» **WHAT IS BEING ASKED**
The listing beneath should be written out in full, exactly as shown.

» **Data excerpts**
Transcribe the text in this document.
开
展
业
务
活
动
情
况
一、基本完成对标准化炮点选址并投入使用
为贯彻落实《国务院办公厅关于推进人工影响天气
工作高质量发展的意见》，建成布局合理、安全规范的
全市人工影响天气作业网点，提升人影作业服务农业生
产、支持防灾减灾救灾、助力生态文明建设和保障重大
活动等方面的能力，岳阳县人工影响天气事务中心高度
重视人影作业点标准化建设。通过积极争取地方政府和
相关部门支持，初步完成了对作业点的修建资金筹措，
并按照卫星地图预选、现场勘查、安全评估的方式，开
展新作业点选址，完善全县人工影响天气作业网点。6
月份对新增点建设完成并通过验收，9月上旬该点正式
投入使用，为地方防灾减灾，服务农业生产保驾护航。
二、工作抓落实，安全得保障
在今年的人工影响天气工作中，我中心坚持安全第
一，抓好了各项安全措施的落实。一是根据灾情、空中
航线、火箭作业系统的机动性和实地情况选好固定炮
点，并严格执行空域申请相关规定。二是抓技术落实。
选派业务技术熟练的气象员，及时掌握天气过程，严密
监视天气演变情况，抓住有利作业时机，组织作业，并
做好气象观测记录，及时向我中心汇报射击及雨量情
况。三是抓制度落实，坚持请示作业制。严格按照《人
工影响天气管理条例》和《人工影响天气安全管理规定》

» **REPLY**
Transcribe the text in this document.
开
展
业
务
活
动
情
况
一、基本完成对标准化炮点选址并投入使用
为贯彻落实《国务院办公厅关于推进人工影响天气
工作高质量发展的意见》，建成布局合理、安全规范的
全市人工影响天气作业网点，提升人影作业服务农业生
产、支持防灾减灾救灾、助力生态文明建设和保障重大
活动等方面的能力，岳阳县人工影响天气事务中心高度
重视人影作业点标准化建设。通过积极争取地方政府和
相关部门支持，初步完成了对作业点的修建资金筹措，
并按照卫星地图预选、现场勘查、安全评估的方式，开
展新作业点选址，完善全县人工影响天气作业网点。6
月份对新增点建设完成并通过验收，9月上旬该点正式
投入使用，为地方防灾减灾，服务农业生产保驾护航。
二、工作抓落实，安全得保障
在今年的人工影响天气工作中，我中心坚持安全第
一，抓好了各项安全措施的落实。一是根据灾情、空中
航线、火箭作业系统的机动性和实地情况选好固定炮
点，并严格执行空域申请相关规定。二是抓技术落实。
选派业务技术熟练的气象员，及时掌握天气过程，严密
监视天气演变情况，抓住有利作业时机，组织作业，并
做好气象观测记录，及时向我中心汇报射击及雨量情
况。三是抓制度落实，坚持请示作业制。严格按照《人
工影响天气管理条例》和《人工影响天气安全管理规定》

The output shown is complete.